** start of Task input **

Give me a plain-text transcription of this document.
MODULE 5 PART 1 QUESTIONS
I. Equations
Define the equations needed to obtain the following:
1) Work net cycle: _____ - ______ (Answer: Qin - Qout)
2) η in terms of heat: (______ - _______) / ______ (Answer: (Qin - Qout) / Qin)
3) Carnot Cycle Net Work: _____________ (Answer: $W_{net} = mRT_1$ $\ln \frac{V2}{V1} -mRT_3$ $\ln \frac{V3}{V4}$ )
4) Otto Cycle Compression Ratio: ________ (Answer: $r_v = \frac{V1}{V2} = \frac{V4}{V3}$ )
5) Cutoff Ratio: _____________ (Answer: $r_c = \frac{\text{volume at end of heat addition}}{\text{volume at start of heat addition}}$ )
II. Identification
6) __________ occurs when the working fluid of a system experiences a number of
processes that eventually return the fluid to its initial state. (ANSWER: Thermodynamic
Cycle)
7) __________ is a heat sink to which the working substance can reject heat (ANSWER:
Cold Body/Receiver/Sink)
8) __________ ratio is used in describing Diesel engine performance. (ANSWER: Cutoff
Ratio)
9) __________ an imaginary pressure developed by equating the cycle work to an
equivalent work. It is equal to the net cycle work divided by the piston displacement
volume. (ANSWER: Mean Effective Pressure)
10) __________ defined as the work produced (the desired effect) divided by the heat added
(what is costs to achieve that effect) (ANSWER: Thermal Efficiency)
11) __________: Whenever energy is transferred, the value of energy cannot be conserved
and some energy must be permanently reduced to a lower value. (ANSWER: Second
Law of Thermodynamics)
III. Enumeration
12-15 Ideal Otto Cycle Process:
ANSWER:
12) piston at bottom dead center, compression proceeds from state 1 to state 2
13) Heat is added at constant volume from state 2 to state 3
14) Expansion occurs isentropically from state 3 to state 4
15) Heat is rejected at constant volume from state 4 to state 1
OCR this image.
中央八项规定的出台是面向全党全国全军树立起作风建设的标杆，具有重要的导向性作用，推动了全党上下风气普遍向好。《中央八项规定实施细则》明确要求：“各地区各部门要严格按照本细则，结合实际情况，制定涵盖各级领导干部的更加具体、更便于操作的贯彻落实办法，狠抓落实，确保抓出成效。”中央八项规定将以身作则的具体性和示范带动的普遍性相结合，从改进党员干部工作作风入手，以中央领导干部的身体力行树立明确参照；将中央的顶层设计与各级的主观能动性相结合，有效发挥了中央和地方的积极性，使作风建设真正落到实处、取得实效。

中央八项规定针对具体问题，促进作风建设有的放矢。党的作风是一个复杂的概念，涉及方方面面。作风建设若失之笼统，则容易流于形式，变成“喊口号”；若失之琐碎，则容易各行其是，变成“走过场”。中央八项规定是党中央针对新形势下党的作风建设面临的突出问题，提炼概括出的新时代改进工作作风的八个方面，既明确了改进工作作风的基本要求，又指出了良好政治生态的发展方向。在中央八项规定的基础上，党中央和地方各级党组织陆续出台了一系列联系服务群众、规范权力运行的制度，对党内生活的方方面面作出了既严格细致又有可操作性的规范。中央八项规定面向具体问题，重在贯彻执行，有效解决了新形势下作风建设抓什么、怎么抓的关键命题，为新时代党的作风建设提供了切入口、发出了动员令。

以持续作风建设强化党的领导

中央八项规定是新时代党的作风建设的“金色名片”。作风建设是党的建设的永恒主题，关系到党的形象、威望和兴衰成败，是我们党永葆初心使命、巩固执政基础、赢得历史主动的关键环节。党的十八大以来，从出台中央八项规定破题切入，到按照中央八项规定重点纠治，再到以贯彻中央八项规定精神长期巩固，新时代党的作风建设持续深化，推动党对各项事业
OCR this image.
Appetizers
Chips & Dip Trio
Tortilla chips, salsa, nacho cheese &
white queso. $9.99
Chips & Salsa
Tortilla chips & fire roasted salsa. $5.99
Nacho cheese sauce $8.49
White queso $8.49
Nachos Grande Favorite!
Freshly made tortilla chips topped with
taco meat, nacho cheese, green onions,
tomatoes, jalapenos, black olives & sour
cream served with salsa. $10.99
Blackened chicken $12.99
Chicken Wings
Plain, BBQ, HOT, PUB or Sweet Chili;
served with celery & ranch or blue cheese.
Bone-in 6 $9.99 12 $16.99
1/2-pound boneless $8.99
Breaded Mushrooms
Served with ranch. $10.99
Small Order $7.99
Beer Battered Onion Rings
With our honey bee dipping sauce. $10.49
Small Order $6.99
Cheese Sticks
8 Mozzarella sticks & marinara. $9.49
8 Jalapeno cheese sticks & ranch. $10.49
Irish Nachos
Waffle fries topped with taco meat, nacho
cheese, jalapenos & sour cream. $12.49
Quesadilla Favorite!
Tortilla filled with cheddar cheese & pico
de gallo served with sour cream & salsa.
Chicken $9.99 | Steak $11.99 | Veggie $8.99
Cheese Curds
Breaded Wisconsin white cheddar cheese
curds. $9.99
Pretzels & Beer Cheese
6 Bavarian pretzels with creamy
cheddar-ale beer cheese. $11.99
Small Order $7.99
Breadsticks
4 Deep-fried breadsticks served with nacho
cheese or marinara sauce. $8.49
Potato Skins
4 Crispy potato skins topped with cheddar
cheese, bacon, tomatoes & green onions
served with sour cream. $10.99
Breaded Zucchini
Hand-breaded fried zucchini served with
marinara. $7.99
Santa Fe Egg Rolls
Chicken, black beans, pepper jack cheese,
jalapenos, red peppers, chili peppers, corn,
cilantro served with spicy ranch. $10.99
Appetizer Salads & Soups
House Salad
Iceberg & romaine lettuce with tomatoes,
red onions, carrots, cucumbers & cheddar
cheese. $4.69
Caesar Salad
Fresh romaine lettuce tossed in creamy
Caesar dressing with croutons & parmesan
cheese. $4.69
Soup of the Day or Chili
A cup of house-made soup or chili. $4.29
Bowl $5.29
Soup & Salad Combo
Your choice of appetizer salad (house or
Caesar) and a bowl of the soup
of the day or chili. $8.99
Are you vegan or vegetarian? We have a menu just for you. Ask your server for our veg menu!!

** end of Task input **

▸ **Your objective**: Search the data for the string "fluid". List each line that has it.

▸ **Answer below**:
6) __________ occurs when the working fluid of a system experiences a number of
processes that eventually return the fluid to its initial state. (ANSWER: Thermodynamic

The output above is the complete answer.